## Stated goal
Pull every line that holds the word "type" from the entries.

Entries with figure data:
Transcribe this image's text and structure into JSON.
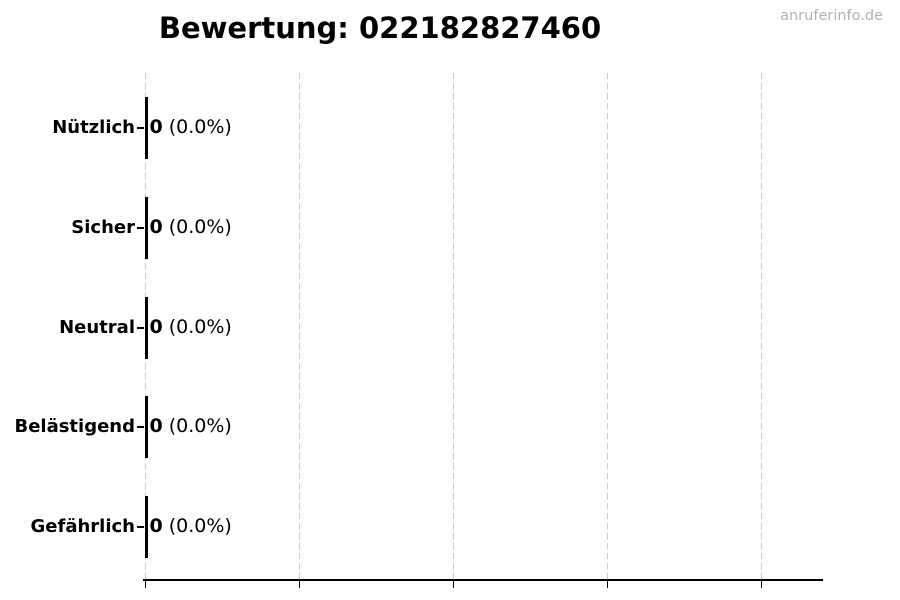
{
  "title": "Bewertung: 022182827460",
  "watermark": "anruferinfo.de",
  "rows": [
    {
      "label": "Nützlich",
      "count": "0",
      "percent": "(0.0%)"
    },
    {
      "label": "Sicher",
      "count": "0",
      "percent": "(0.0%)"
    },
    {
      "label": "Neutral",
      "count": "0",
      "percent": "(0.0%)"
    },
    {
      "label": "Belästigend",
      "count": "0",
      "percent": "(0.0%)"
    },
    {
      "label": "Gefährlich",
      "count": "0",
      "percent": "(0.0%)"
    }
  ],
  "chart_data": {
    "type": "bar",
    "orientation": "horizontal",
    "title": "Bewertung: 022182827460",
    "categories": [
      "Nützlich",
      "Sicher",
      "Neutral",
      "Belästigend",
      "Gefährlich"
    ],
    "values": [
      0,
      0,
      0,
      0,
      0
    ],
    "value_labels": [
      "0 (0.0%)",
      "0 (0.0%)",
      "0 (0.0%)",
      "0 (0.0%)",
      "0 (0.0%)"
    ],
    "xlabel": "",
    "ylabel": "",
    "x_tick_labels": [],
    "x_gridline_count": 5,
    "grid": "vertical-dashed",
    "legend": "none",
    "watermark": "anruferinfo.de",
    "colors": {
      "bar_edge": "#000000",
      "gridline": "#cccccc",
      "axis": "#000000",
      "text": "#000000",
      "watermark": "#b2b2b2",
      "background": "#ffffff"
    }
  }
}
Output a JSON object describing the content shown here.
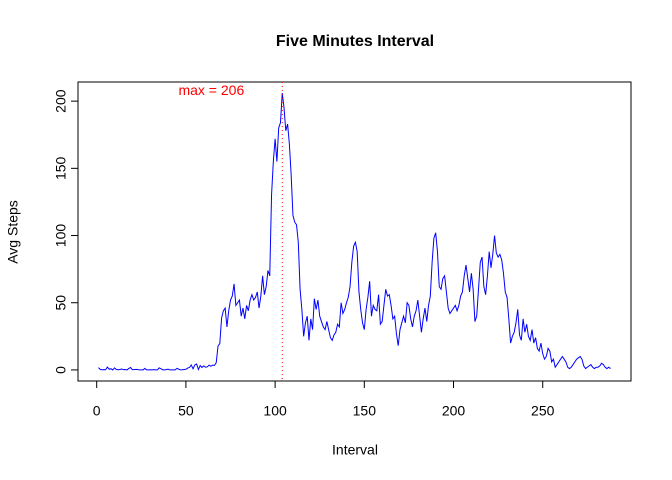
{
  "chart_data": {
    "type": "line",
    "title": "Five Minutes Interval",
    "xlabel": "Interval",
    "ylabel": "Avg Steps",
    "x": [
      1,
      2,
      3,
      4,
      5,
      6,
      7,
      8,
      9,
      10,
      11,
      12,
      13,
      14,
      15,
      16,
      17,
      18,
      19,
      20,
      21,
      22,
      23,
      24,
      25,
      26,
      27,
      28,
      29,
      30,
      31,
      32,
      33,
      34,
      35,
      36,
      37,
      38,
      39,
      40,
      41,
      42,
      43,
      44,
      45,
      46,
      47,
      48,
      49,
      50,
      51,
      52,
      53,
      54,
      55,
      56,
      57,
      58,
      59,
      60,
      61,
      62,
      63,
      64,
      65,
      66,
      67,
      68,
      69,
      70,
      71,
      72,
      73,
      74,
      75,
      76,
      77,
      78,
      79,
      80,
      81,
      82,
      83,
      84,
      85,
      86,
      87,
      88,
      89,
      90,
      91,
      92,
      93,
      94,
      95,
      96,
      97,
      98,
      99,
      100,
      101,
      102,
      103,
      104,
      105,
      106,
      107,
      108,
      109,
      110,
      111,
      112,
      113,
      114,
      115,
      116,
      117,
      118,
      119,
      120,
      121,
      122,
      123,
      124,
      125,
      126,
      127,
      128,
      129,
      130,
      131,
      132,
      133,
      134,
      135,
      136,
      137,
      138,
      139,
      140,
      141,
      142,
      143,
      144,
      145,
      146,
      147,
      148,
      149,
      150,
      151,
      152,
      153,
      154,
      155,
      156,
      157,
      158,
      159,
      160,
      161,
      162,
      163,
      164,
      165,
      166,
      167,
      168,
      169,
      170,
      171,
      172,
      173,
      174,
      175,
      176,
      177,
      178,
      179,
      180,
      181,
      182,
      183,
      184,
      185,
      186,
      187,
      188,
      189,
      190,
      191,
      192,
      193,
      194,
      195,
      196,
      197,
      198,
      199,
      200,
      201,
      202,
      203,
      204,
      205,
      206,
      207,
      208,
      209,
      210,
      211,
      212,
      213,
      214,
      215,
      216,
      217,
      218,
      219,
      220,
      221,
      222,
      223,
      224,
      225,
      226,
      227,
      228,
      229,
      230,
      231,
      232,
      233,
      234,
      235,
      236,
      237,
      238,
      239,
      240,
      241,
      242,
      243,
      244,
      245,
      246,
      247,
      248,
      249,
      250,
      251,
      252,
      253,
      254,
      255,
      256,
      257,
      258,
      259,
      260,
      261,
      262,
      263,
      264,
      265,
      266,
      267,
      268,
      269,
      270,
      271,
      272,
      273,
      274,
      275,
      276,
      277,
      278,
      279,
      280,
      281,
      282,
      283,
      284,
      285,
      286,
      287,
      288
    ],
    "series": [
      {
        "name": "Avg Steps",
        "color": "#0000ff",
        "values": [
          1.7,
          0.3,
          0.1,
          0.2,
          0.1,
          2.1,
          0.5,
          0.9,
          0,
          1.5,
          0.3,
          0.1,
          0.3,
          0.7,
          0.2,
          0.3,
          0,
          1.1,
          1.8,
          0.2,
          0.2,
          0.4,
          0.3,
          0,
          0,
          0,
          1.1,
          0,
          0,
          0.1,
          0,
          0.2,
          0,
          0,
          1.5,
          0.9,
          0,
          0,
          0.2,
          0.6,
          0,
          0,
          0,
          0,
          1.2,
          0.5,
          0,
          0.1,
          0.3,
          0.5,
          1.4,
          1.8,
          3.7,
          0.8,
          3.7,
          4.4,
          0.3,
          3.3,
          1.8,
          3.0,
          2.0,
          2.3,
          3.6,
          2.7,
          3.6,
          3.4,
          5.4,
          17.8,
          19.6,
          38.7,
          44,
          46,
          32,
          44,
          52,
          55,
          64,
          48,
          50,
          52,
          40,
          46,
          38,
          48,
          44,
          52,
          56,
          52,
          54,
          58,
          46,
          55,
          70,
          56,
          62,
          74,
          70,
          130,
          155,
          172,
          155,
          180,
          184,
          206,
          195,
          178,
          183,
          168,
          145,
          115,
          110,
          108,
          95,
          60,
          45,
          25,
          35,
          40,
          22,
          38,
          30,
          53,
          45,
          52,
          40,
          36,
          32,
          30,
          36,
          30,
          24,
          22,
          26,
          28,
          34,
          32,
          50,
          42,
          45,
          50,
          54,
          62,
          80,
          92,
          95,
          88,
          58,
          45,
          35,
          30,
          45,
          54,
          66,
          40,
          48,
          45,
          44,
          56,
          34,
          36,
          48,
          60,
          55,
          56,
          48,
          38,
          40,
          27,
          18,
          30,
          35,
          40,
          35,
          50,
          48,
          38,
          32,
          40,
          44,
          52,
          40,
          28,
          38,
          46,
          36,
          48,
          55,
          80,
          98,
          102,
          88,
          62,
          60,
          68,
          70,
          58,
          46,
          42,
          44,
          46,
          48,
          44,
          48,
          55,
          58,
          70,
          78,
          68,
          58,
          72,
          60,
          36,
          40,
          60,
          80,
          84,
          62,
          56,
          70,
          88,
          76,
          86,
          100,
          87,
          84,
          86,
          82,
          72,
          58,
          54,
          38,
          20,
          25,
          28,
          35,
          45,
          26,
          22,
          38,
          28,
          34,
          25,
          22,
          30,
          20,
          24,
          16,
          14,
          20,
          12,
          8,
          10,
          16,
          14,
          6,
          8,
          2,
          4,
          6,
          8,
          10,
          8,
          6,
          2,
          1,
          2,
          4,
          6,
          8,
          9,
          10,
          8,
          3,
          1,
          2,
          3,
          4,
          2,
          1,
          2,
          2,
          3,
          5,
          4,
          2,
          1,
          2,
          1
        ]
      }
    ],
    "xlim": [
      -10.48,
      299.48
    ],
    "ylim": [
      -8.24,
      214.24
    ],
    "xticks": [
      0,
      50,
      100,
      150,
      200,
      250
    ],
    "yticks": [
      0,
      50,
      100,
      150,
      200
    ],
    "vline": {
      "x": 104,
      "color": "#ff0000"
    },
    "annotation": {
      "text": "max =  206",
      "x": 104,
      "y": 206,
      "color": "#ff0000"
    }
  }
}
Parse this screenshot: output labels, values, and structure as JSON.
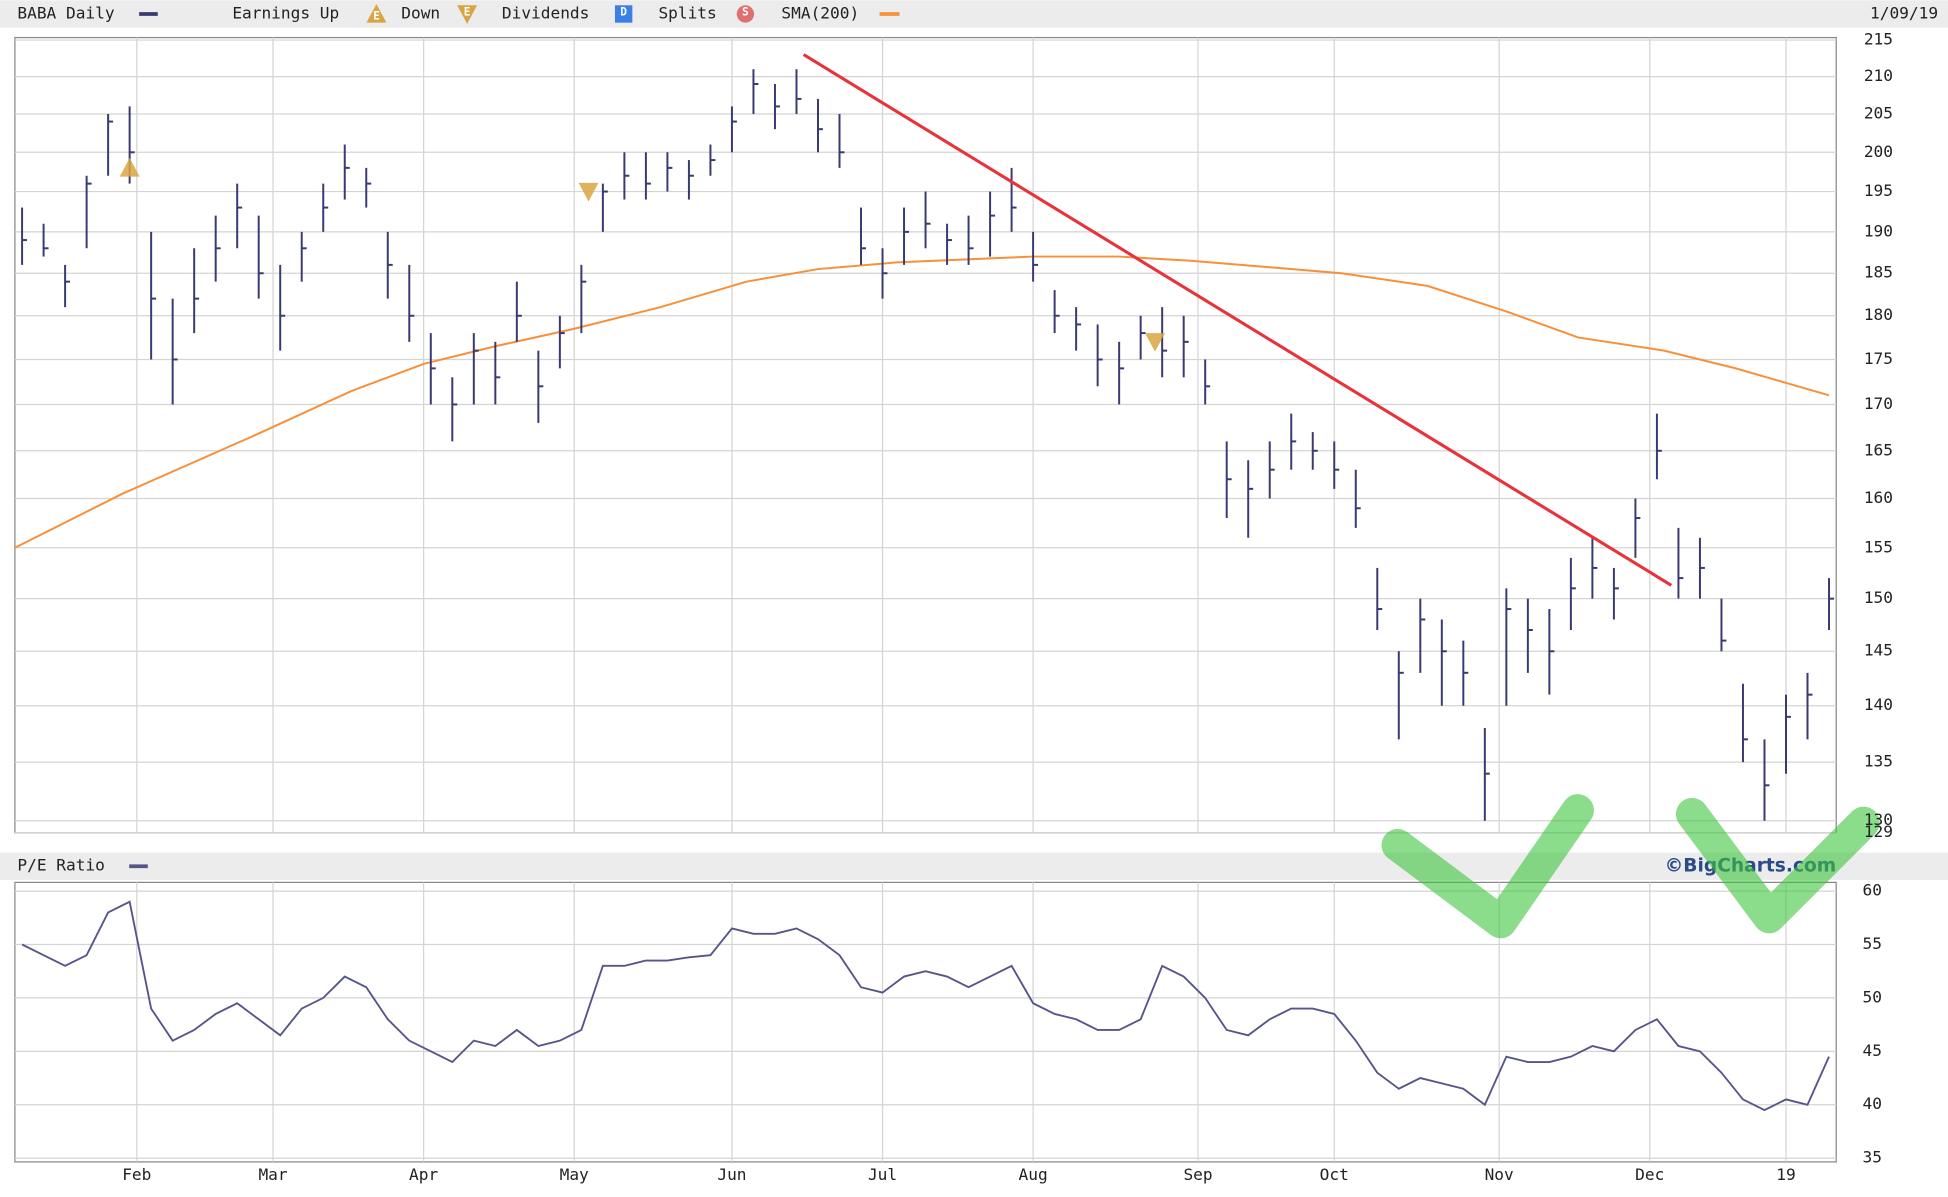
{
  "chart_data": [
    {
      "type": "ohlc",
      "title": "BABA Daily",
      "date": "1/09/19",
      "watermark": "©BigCharts.com",
      "log_scale": true,
      "grid": true,
      "xlim": [
        0,
        254
      ],
      "ylim": [
        129,
        215
      ],
      "yticks": [
        129,
        130,
        135,
        140,
        145,
        150,
        155,
        160,
        165,
        170,
        175,
        180,
        185,
        190,
        195,
        200,
        205,
        210,
        215
      ],
      "legend_extra": [
        {
          "name": "Earnings Up",
          "icon": "E",
          "color": "#d9a441",
          "shape": "up"
        },
        {
          "name": "Down",
          "icon": "E",
          "color": "#d9a441",
          "shape": "down"
        },
        {
          "name": "Dividends",
          "icon": "D",
          "color": "#3d7fe6",
          "shape": "square"
        },
        {
          "name": "Splits",
          "icon": "S",
          "color": "#e07070",
          "shape": "circle"
        }
      ],
      "x": [
        1,
        4,
        7,
        10,
        13,
        16,
        19,
        22,
        25,
        28,
        31,
        34,
        37,
        40,
        43,
        46,
        49,
        52,
        55,
        58,
        61,
        64,
        67,
        70,
        73,
        76,
        79,
        82,
        85,
        88,
        91,
        94,
        97,
        100,
        103,
        106,
        109,
        112,
        115,
        118,
        121,
        124,
        127,
        130,
        133,
        136,
        139,
        142,
        145,
        148,
        151,
        154,
        157,
        160,
        163,
        166,
        169,
        172,
        175,
        178,
        181,
        184,
        187,
        190,
        193,
        196,
        199,
        202,
        205,
        208,
        211,
        214,
        217,
        220,
        223,
        226,
        229,
        232,
        235,
        238,
        241,
        244,
        247,
        250,
        253
      ],
      "series": [
        {
          "name": "BABA Daily",
          "color": "#3a3a72",
          "high": [
            193,
            191,
            186,
            197,
            205,
            206,
            190,
            182,
            188,
            192,
            196,
            192,
            186,
            190,
            196,
            201,
            198,
            190,
            186,
            178,
            173,
            178,
            177,
            184,
            176,
            180,
            186,
            196,
            200,
            200,
            200,
            199,
            201,
            206,
            211,
            209,
            211,
            207,
            205,
            193,
            188,
            193,
            195,
            191,
            192,
            195,
            198,
            190,
            183,
            181,
            179,
            177,
            180,
            181,
            180,
            175,
            166,
            164,
            166,
            169,
            167,
            166,
            163,
            153,
            145,
            150,
            148,
            146,
            138,
            151,
            150,
            149,
            154,
            156,
            153,
            160,
            169,
            157,
            156,
            150,
            142,
            137,
            141,
            143,
            152
          ],
          "low": [
            186,
            187,
            181,
            188,
            197,
            196,
            175,
            170,
            178,
            184,
            188,
            182,
            176,
            184,
            190,
            194,
            193,
            182,
            177,
            170,
            166,
            170,
            170,
            177,
            168,
            174,
            178,
            190,
            194,
            194,
            195,
            194,
            197,
            200,
            205,
            203,
            205,
            200,
            198,
            186,
            182,
            186,
            188,
            186,
            186,
            187,
            190,
            184,
            178,
            176,
            172,
            170,
            175,
            173,
            173,
            170,
            158,
            156,
            160,
            163,
            163,
            161,
            157,
            147,
            137,
            143,
            140,
            140,
            130,
            140,
            143,
            141,
            147,
            150,
            148,
            154,
            162,
            150,
            150,
            145,
            135,
            130,
            134,
            137,
            147
          ],
          "close": [
            189,
            188,
            184,
            196,
            204,
            200,
            182,
            175,
            182,
            188,
            193,
            185,
            180,
            188,
            193,
            198,
            196,
            186,
            180,
            174,
            170,
            176,
            173,
            180,
            172,
            178,
            184,
            195,
            197,
            196,
            198,
            197,
            199,
            204,
            209,
            206,
            207,
            203,
            200,
            188,
            185,
            190,
            191,
            189,
            188,
            192,
            193,
            186,
            180,
            179,
            175,
            174,
            178,
            176,
            177,
            172,
            162,
            161,
            163,
            166,
            165,
            163,
            159,
            149,
            143,
            148,
            145,
            143,
            134,
            149,
            147,
            145,
            151,
            153,
            151,
            158,
            165,
            152,
            153,
            146,
            137,
            133,
            139,
            141,
            150
          ]
        },
        {
          "name": "SMA(200)",
          "color": "#f7903a",
          "x": [
            0,
            15,
            33,
            47,
            57,
            67,
            78,
            90,
            102,
            112,
            123,
            142,
            154,
            164,
            185,
            197,
            208,
            218,
            230,
            240,
            253
          ],
          "values": [
            155,
            160.5,
            166.5,
            171.5,
            174.5,
            176.5,
            178.5,
            181,
            184,
            185.5,
            186.3,
            187,
            187,
            186.5,
            185,
            183.5,
            180.5,
            177.5,
            176,
            174,
            171
          ]
        }
      ],
      "earnings": [
        {
          "x": 16,
          "value": 198,
          "shape": "up"
        },
        {
          "x": 80,
          "value": 195,
          "shape": "down"
        },
        {
          "x": 159,
          "value": 177,
          "shape": "down"
        }
      ],
      "trendline": {
        "x": [
          110,
          231
        ],
        "y": [
          213,
          151.3
        ],
        "color": "#e8323c"
      }
    },
    {
      "type": "line",
      "title": "P/E Ratio",
      "color": "#55558a",
      "xlim": [
        0,
        254
      ],
      "ylim": [
        35,
        60
      ],
      "yticks": [
        35,
        40,
        45,
        50,
        55,
        60
      ],
      "grid": true,
      "xticks": [
        {
          "value": 17,
          "label": "Feb"
        },
        {
          "value": 36,
          "label": "Mar"
        },
        {
          "value": 57,
          "label": "Apr"
        },
        {
          "value": 78,
          "label": "May"
        },
        {
          "value": 100,
          "label": "Jun"
        },
        {
          "value": 121,
          "label": "Jul"
        },
        {
          "value": 142,
          "label": "Aug"
        },
        {
          "value": 165,
          "label": "Sep"
        },
        {
          "value": 184,
          "label": "Oct"
        },
        {
          "value": 207,
          "label": "Nov"
        },
        {
          "value": 228,
          "label": "Dec"
        },
        {
          "value": 247,
          "label": "19"
        }
      ],
      "x": [
        1,
        4,
        7,
        10,
        13,
        16,
        19,
        22,
        25,
        28,
        31,
        34,
        37,
        40,
        43,
        46,
        49,
        52,
        55,
        58,
        61,
        64,
        67,
        70,
        73,
        76,
        79,
        82,
        85,
        88,
        91,
        94,
        97,
        100,
        103,
        106,
        109,
        112,
        115,
        118,
        121,
        124,
        127,
        130,
        133,
        136,
        139,
        142,
        145,
        148,
        151,
        154,
        157,
        160,
        163,
        166,
        169,
        172,
        175,
        178,
        181,
        184,
        187,
        190,
        193,
        196,
        199,
        202,
        205,
        208,
        211,
        214,
        217,
        220,
        223,
        226,
        229,
        232,
        235,
        238,
        241,
        244,
        247,
        250,
        253
      ],
      "values": [
        55,
        54,
        53,
        54,
        58,
        59,
        49,
        46,
        47,
        48.5,
        49.5,
        48,
        46.5,
        49,
        50,
        52,
        51,
        48,
        46,
        45,
        44,
        46,
        45.5,
        47,
        45.5,
        46,
        47,
        53,
        53,
        53.5,
        53.5,
        53.8,
        54,
        56.5,
        56,
        56,
        56.5,
        55.5,
        54,
        51,
        50.5,
        52,
        52.5,
        52,
        51,
        52,
        53,
        49.5,
        48.5,
        48,
        47,
        47,
        48,
        53,
        52,
        50,
        47,
        46.5,
        48,
        49,
        49,
        48.5,
        46,
        43,
        41.5,
        42.5,
        42,
        41.5,
        40,
        44.5,
        44,
        44,
        44.5,
        45.5,
        45,
        47,
        48,
        45.5,
        45,
        43,
        40.5,
        39.5,
        40.5,
        40,
        44.5
      ]
    }
  ]
}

## Solved problem
    "type": "bar",
    "type": "line",
      "type": "ohlc",
      "type": "line",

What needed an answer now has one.